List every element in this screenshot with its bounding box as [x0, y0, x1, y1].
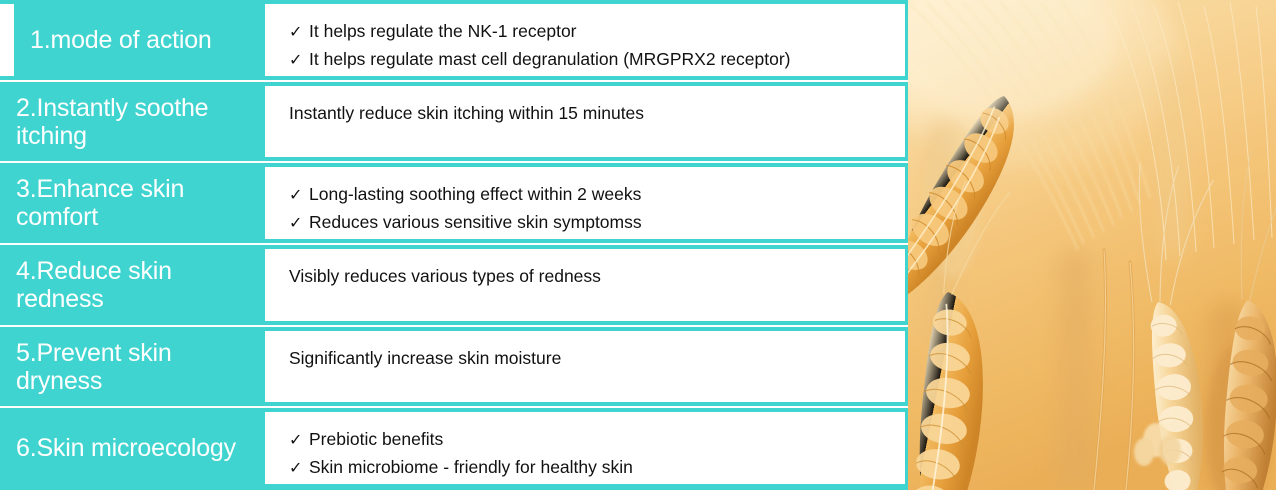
feature-text: Significantly increase skin moisture — [289, 345, 893, 371]
feature-row[interactable]: 4.Reduce skin redness Visibly reduces va… — [0, 245, 908, 325]
list-item: ✓ It helps regulate mast cell degranulat… — [289, 46, 893, 74]
feature-content: Visibly reduces various types of redness — [262, 249, 908, 321]
feature-text: Instantly reduce skin itching within 15 … — [289, 100, 893, 126]
feature-label: 3.Enhance skin comfort — [0, 167, 262, 239]
feature-content: ✓ Long-lasting soothing effect within 2 … — [262, 167, 908, 239]
feature-row[interactable]: 1.mode of action ✓ It helps regulate the… — [0, 0, 908, 80]
feature-row[interactable]: 3.Enhance skin comfort ✓ Long-lasting so… — [0, 163, 908, 243]
feature-content: Instantly reduce skin itching within 15 … — [262, 86, 908, 158]
feature-label: 1.mode of action — [14, 4, 262, 76]
check-icon: ✓ — [289, 21, 309, 46]
list-item: ✓ Long-lasting soothing effect within 2 … — [289, 181, 893, 209]
wheat-field-photo — [908, 0, 1276, 490]
list-item-text: Skin microbiome - friendly for healthy s… — [309, 454, 633, 481]
list-item-text: It helps regulate mast cell degranulatio… — [309, 46, 790, 73]
list-item: ✓ It helps regulate the NK-1 receptor — [289, 18, 893, 46]
list-item: ✓ Reduces various sensitive skin symptom… — [289, 209, 893, 237]
list-item-text: It helps regulate the NK-1 receptor — [309, 18, 577, 45]
list-item-text: Long-lasting soothing effect within 2 we… — [309, 181, 641, 208]
list-item-text: Prebiotic benefits — [309, 426, 443, 453]
feature-list: 1.mode of action ✓ It helps regulate the… — [0, 0, 908, 490]
check-icon: ✓ — [289, 429, 309, 454]
feature-label: 2.Instantly soothe itching — [0, 86, 262, 158]
feature-row[interactable]: 5.Prevent skin dryness Significantly inc… — [0, 327, 908, 407]
check-icon: ✓ — [289, 212, 309, 237]
check-icon: ✓ — [289, 184, 309, 209]
bullet-list: ✓ Prebiotic benefits ✓ Skin microbiome -… — [289, 426, 893, 482]
feature-row[interactable]: 2.Instantly soothe itching Instantly red… — [0, 82, 908, 162]
feature-content: ✓ Prebiotic benefits ✓ Skin microbiome -… — [262, 412, 908, 484]
bullet-list: ✓ Long-lasting soothing effect within 2 … — [289, 181, 893, 237]
check-icon: ✓ — [289, 457, 309, 482]
check-icon: ✓ — [289, 49, 309, 74]
list-item: ✓ Skin microbiome - friendly for healthy… — [289, 454, 893, 482]
feature-label: 6.Skin microecology — [0, 412, 262, 484]
list-item: ✓ Prebiotic benefits — [289, 426, 893, 454]
feature-content: Significantly increase skin moisture — [262, 331, 908, 403]
bottom-accent-strip — [0, 486, 908, 490]
infographic-root: 1.mode of action ✓ It helps regulate the… — [0, 0, 1276, 490]
feature-label: 5.Prevent skin dryness — [0, 331, 262, 403]
feature-label: 4.Reduce skin redness — [0, 249, 262, 321]
feature-text: Visibly reduces various types of redness — [289, 263, 893, 289]
feature-row[interactable]: 6.Skin microecology ✓ Prebiotic benefits… — [0, 408, 908, 488]
list-item-text: Reduces various sensitive skin symptomss — [309, 209, 642, 236]
bullet-list: ✓ It helps regulate the NK-1 receptor ✓ … — [289, 18, 893, 74]
feature-content: ✓ It helps regulate the NK-1 receptor ✓ … — [262, 4, 908, 76]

- - -

### GIVEN REQUEST
Put every line of the records above into a JSON list of strings, one string per line, with blank lines left out. Leave the pictures out of the list.

### SOLUTION TO THE EXERCISE
[
  "List every element in this screenshot with its bounding box as [x0, y0, x1, y1].",
  "feature-text: Significantly increase skin moisture — [289, 345, 893, 371]",
  "feature-row[interactable]: 4.Reduce skin redness Visibly reduces va… — [0, 245, 908, 325]",
  "list-item: ✓ It helps regulate mast cell degranulat… — [289, 46, 893, 74]",
  "feature-content: Visibly reduces various types of redness — [262, 249, 908, 321]",
  "feature-text: Instantly reduce skin itching within 15 … — [289, 100, 893, 126]",
  "feature-label: 3.Enhance skin comfort — [0, 167, 262, 239]",
  "feature-content: ✓ Long-lasting soothing effect within 2 … — [262, 167, 908, 239]",
  "feature-row[interactable]: 1.mode of action ✓ It helps regulate the… — [0, 0, 908, 80]",
  "feature-row[interactable]: 3.Enhance skin comfort ✓ Long-lasting so… — [0, 163, 908, 243]",
  "feature-content: Instantly reduce skin itching within 15 … — [262, 86, 908, 158]",
  "feature-label: 1.mode of action — [14, 4, 262, 76]",
  "check-icon: ✓ — [289, 21, 309, 46]",
  "list-item: ✓ Long-lasting soothing effect within 2 … — [289, 181, 893, 209]",
  "wheat-field-photo — [908, 0, 1276, 490]",
  "list-item-text: Skin microbiome - friendly for healthy s… — [309, 454, 633, 481]",
  "list-item-text: It helps regulate mast cell degranulatio… — [309, 46, 790, 73]",
  "list-item: ✓ It helps regulate the NK-1 receptor — [289, 18, 893, 46]",
  "list-item: ✓ Reduces various sensitive skin symptom… — [289, 209, 893, 237]",
  "list-item-text: It helps regulate the NK-1 receptor — [309, 18, 577, 45]",
  "list-item-text: Long-lasting soothing effect within 2 we… — [309, 181, 641, 208]",
  "list-item-text: Prebiotic benefits — [309, 426, 443, 453]",
  "feature-list: 1.mode of action ✓ It helps regulate the… — [0, 0, 908, 490]",
  "check-icon: ✓ — [289, 429, 309, 454]",
  "feature-label: 2.Instantly soothe itching — [0, 86, 262, 158]",
  "feature-row[interactable]: 5.Prevent skin dryness Significantly inc… — [0, 327, 908, 407]",
  "check-icon: ✓ — [289, 212, 309, 237]",
  "check-icon: ✓ — [289, 184, 309, 209]",
  "bullet-list: ✓ Prebiotic benefits ✓ Skin microbiome -… — [289, 426, 893, 482]",
  "feature-row[interactable]: 2.Instantly soothe itching Instantly red… — [0, 82, 908, 162]",
  "feature-content: ✓ Prebiotic benefits ✓ Skin microbiome -… — [262, 412, 908, 484]",
  "bullet-list: ✓ Long-lasting soothing effect within 2 … — [289, 181, 893, 237]",
  "check-icon: ✓ — [289, 457, 309, 482]",
  "check-icon: ✓ — [289, 49, 309, 74]",
  "list-item: ✓ Skin microbiome - friendly for healthy… — [289, 454, 893, 482]",
  "feature-label: 6.Skin microecology — [0, 412, 262, 484]",
  "list-item: ✓ Prebiotic benefits — [289, 426, 893, 454]",
  "feature-content: Significantly increase skin moisture — [262, 331, 908, 403]",
  "bottom-accent-strip — [0, 486, 908, 490]",
  "infographic-root: 1.mode of action ✓ It helps regulate the… — [0, 0, 1276, 490]",
  "feature-label: 5.Prevent skin dryness — [0, 331, 262, 403]",
  "feature-label: 4.Reduce skin redness — [0, 249, 262, 321]",
  "feature-text: Visibly reduces various types of redness — [289, 263, 893, 289]",
  "feature-row[interactable]: 6.Skin microecology ✓ Prebiotic benefits… — [0, 408, 908, 488]",
  "list-item-text: Reduces various sensitive skin symptomss — [309, 209, 642, 236]",
  "bullet-list: ✓ It helps regulate the NK-1 receptor ✓ … — [289, 18, 893, 74]",
  "feature-content: ✓ It helps regulate the NK-1 receptor ✓ … — [262, 4, 908, 76]"
]